== Excerpted data
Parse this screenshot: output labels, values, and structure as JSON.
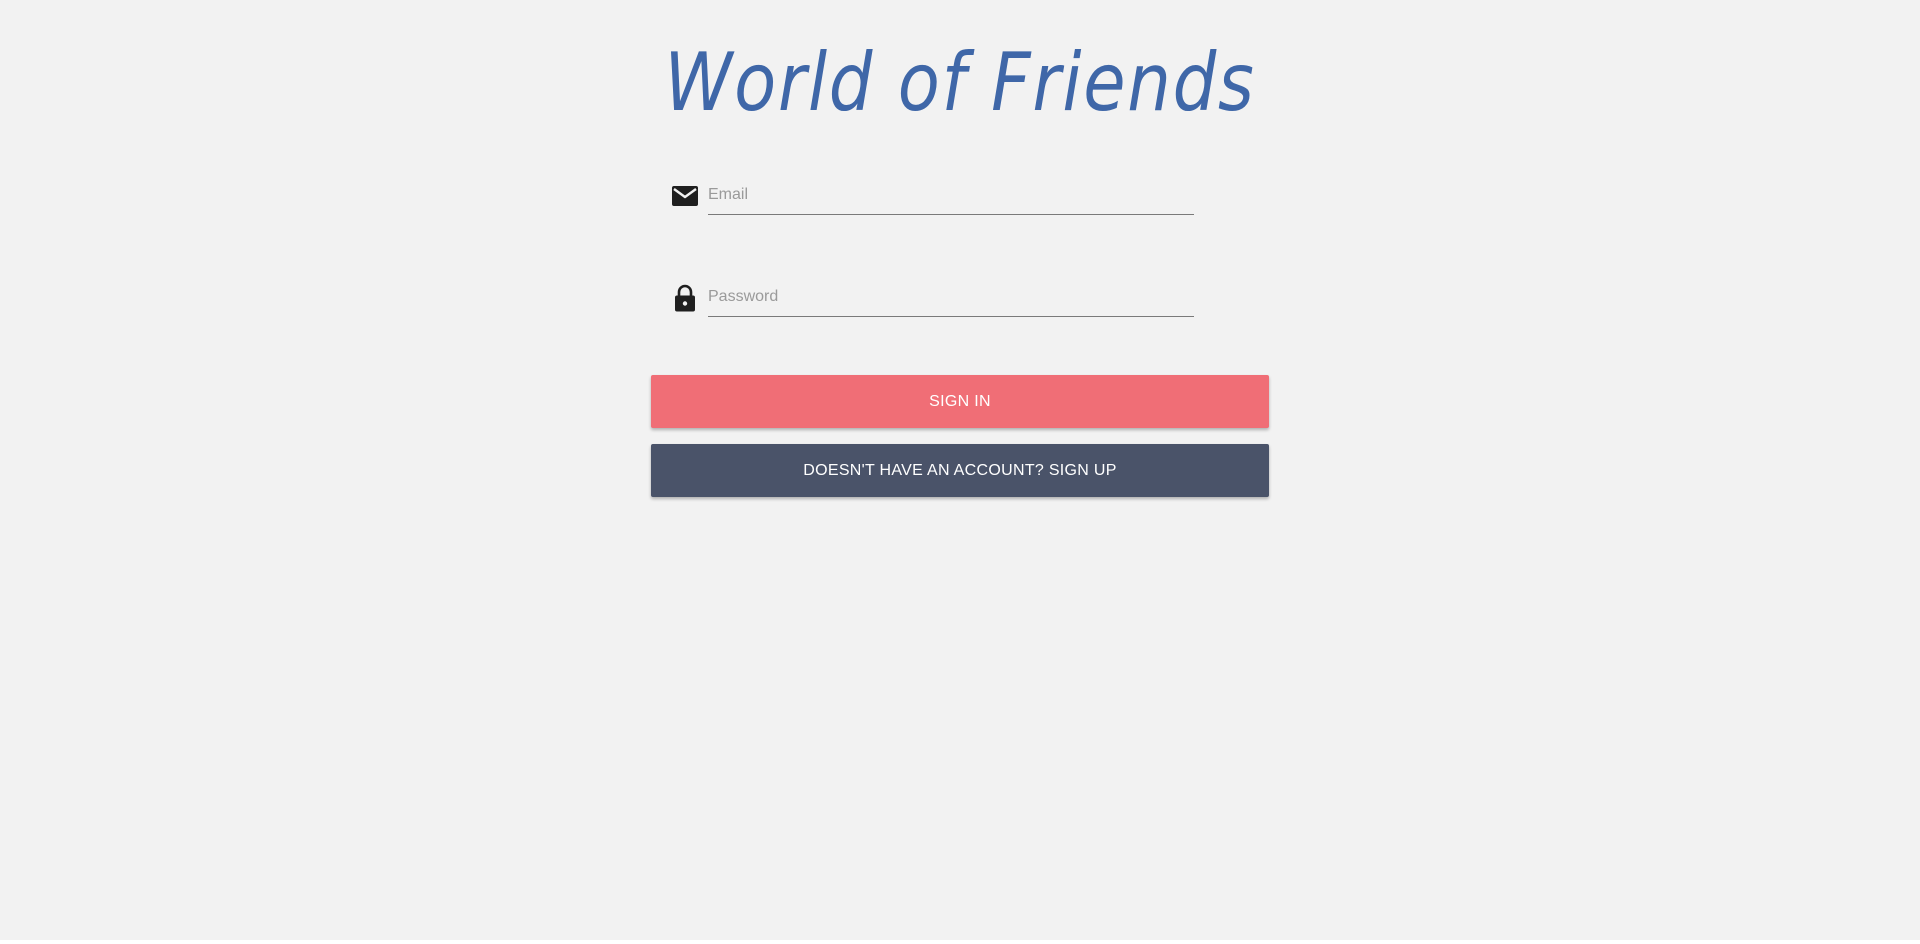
{
  "app": {
    "title": "World of Friends"
  },
  "form": {
    "email": {
      "placeholder": "Email",
      "value": "",
      "icon": "mail-icon"
    },
    "password": {
      "placeholder": "Password",
      "value": "",
      "icon": "lock-icon"
    },
    "sign_in_label": "SIGN IN",
    "sign_up_label": "DOESN'T HAVE AN ACCOUNT? SIGN UP"
  },
  "colors": {
    "background": "#f2f2f2",
    "title": "#3f67a8",
    "sign_in_button": "#f06e76",
    "sign_up_button": "#4a5369",
    "icon": "#1f1f1f"
  }
}
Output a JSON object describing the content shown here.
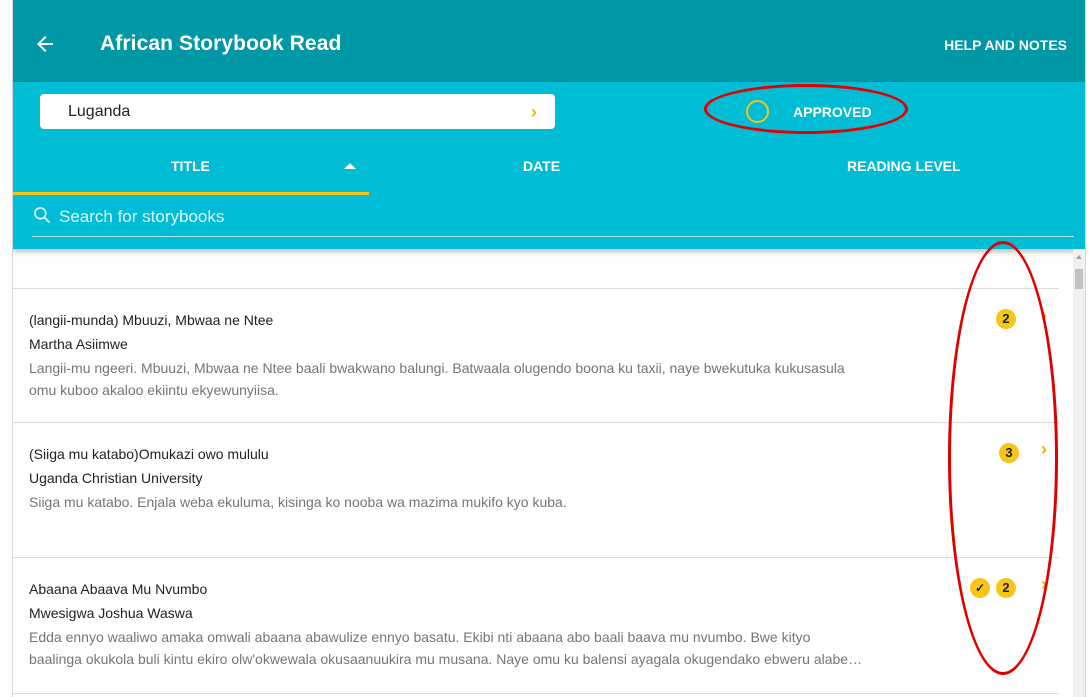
====
§ **Description of the task**
Repeat the data exactly in full, omitting its pictures.

§ **Answer to the task**
Parse this screenshot: output labels, values, and structure as JSON.
{
  "app": {
    "title": "World of Friends"
  },
  "form": {
    "email": {
      "placeholder": "Email",
      "value": "",
      "icon": "mail-icon"
    },
    "password": {
      "placeholder": "Password",
      "value": "",
      "icon": "lock-icon"
    },
    "sign_in_label": "SIGN IN",
    "sign_up_label": "DOESN'T HAVE AN ACCOUNT? SIGN UP"
  },
  "colors": {
    "background": "#f2f2f2",
    "title": "#3f67a8",
    "sign_in_button": "#f06e76",
    "sign_up_button": "#4a5369",
    "icon": "#1f1f1f"
  }
}
Output a JSON object describing the content shown here.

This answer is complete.